(Data records)
════
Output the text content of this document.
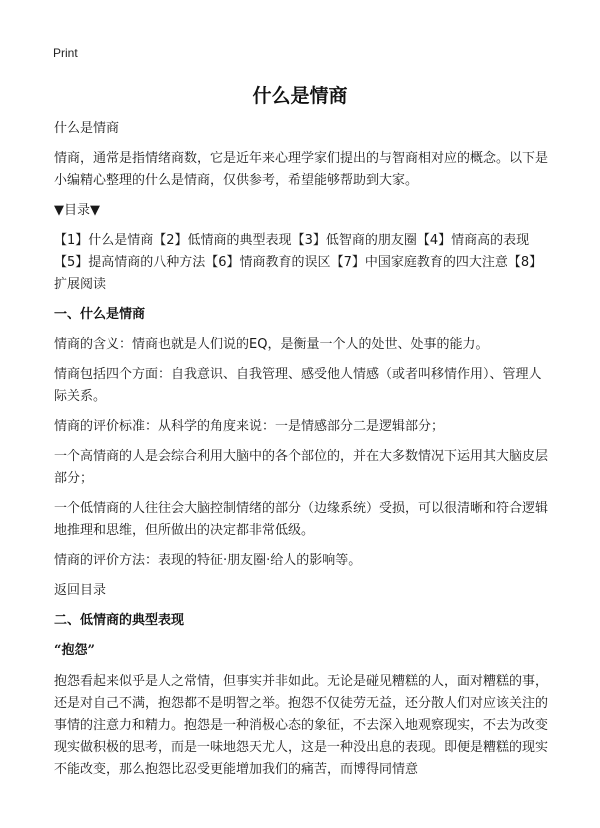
Print
什么是情商
什么是情商
情商，通常是指情绪商数，它是近年来心理学家们提出的与智商相对应的概念。以下是小编精心整理的什么是情商，仅供参考，希望能够帮助到大家。
▼目录▼
【1】什么是情商【2】低情商的典型表现【3】低智商的朋友圈【4】情商高的表现【5】提高情商的八种方法【6】情商教育的误区【7】中国家庭教育的四大注意【8】扩展阅读
一、什么是情商
情商的含义：情商也就是人们说的EQ，是衡量一个人的处世、处事的能力。
情商包括四个方面：自我意识、自我管理、感受他人情感（或者叫移情作用）、管理人际关系。
情商的评价标准：从科学的角度来说：一是情感部分二是逻辑部分；
一个高情商的人是会综合利用大脑中的各个部位的，并在大多数情况下运用其大脑皮层部分；
一个低情商的人往往会大脑控制情绪的部分（边缘系统）受损，可以很清晰和符合逻辑地推理和思维，但所做出的决定都非常低级。
情商的评价方法：表现的特征·朋友圈·给人的影响等。
返回目录
二、低情商的典型表现
“抱怨”
抱怨看起来似乎是人之常情，但事实并非如此。无论是碰见糟糕的人，面对糟糕的事，还是对自己不满，抱怨都不是明智之举。抱怨不仅徒劳无益，还分散人们对应该关注的事情的注意力和精力。抱怨是一种消极心态的象征，不去深入地观察现实，不去为改变现实做积极的思考，而是一味地怨天尤人，这是一种没出息的表现。即便是糟糕的现实不能改变，那么抱怨比忍受更能增加我们的痛苦，而博得同情意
════
### What you should do
Skip the images and write out the rest of the listing exactly.

### Final result
Output the text content of this document.
Print
什么是情商
什么是情商
情商，通常是指情绪商数，它是近年来心理学家们提出的与智商相对应的概念。以下是小编精心整理的什么是情商，仅供参考，希望能够帮助到大家。
▼目录▼
【1】什么是情商【2】低情商的典型表现【3】低智商的朋友圈【4】情商高的表现【5】提高情商的八种方法【6】情商教育的误区【7】中国家庭教育的四大注意【8】扩展阅读
一、什么是情商
情商的含义：情商也就是人们说的EQ，是衡量一个人的处世、处事的能力。
情商包括四个方面：自我意识、自我管理、感受他人情感（或者叫移情作用）、管理人际关系。
情商的评价标准：从科学的角度来说：一是情感部分二是逻辑部分；
一个高情商的人是会综合利用大脑中的各个部位的，并在大多数情况下运用其大脑皮层部分；
一个低情商的人往往会大脑控制情绪的部分（边缘系统）受损，可以很清晰和符合逻辑地推理和思维，但所做出的决定都非常低级。
情商的评价方法：表现的特征·朋友圈·给人的影响等。
返回目录
二、低情商的典型表现
“抱怨”
抱怨看起来似乎是人之常情，但事实并非如此。无论是碰见糟糕的人，面对糟糕的事，还是对自己不满，抱怨都不是明智之举。抱怨不仅徒劳无益，还分散人们对应该关注的事情的注意力和精力。抱怨是一种消极心态的象征，不去深入地观察现实，不去为改变现实做积极的思考，而是一味地怨天尤人，这是一种没出息的表现。即便是糟糕的现实不能改变，那么抱怨比忍受更能增加我们的痛苦，而博得同情意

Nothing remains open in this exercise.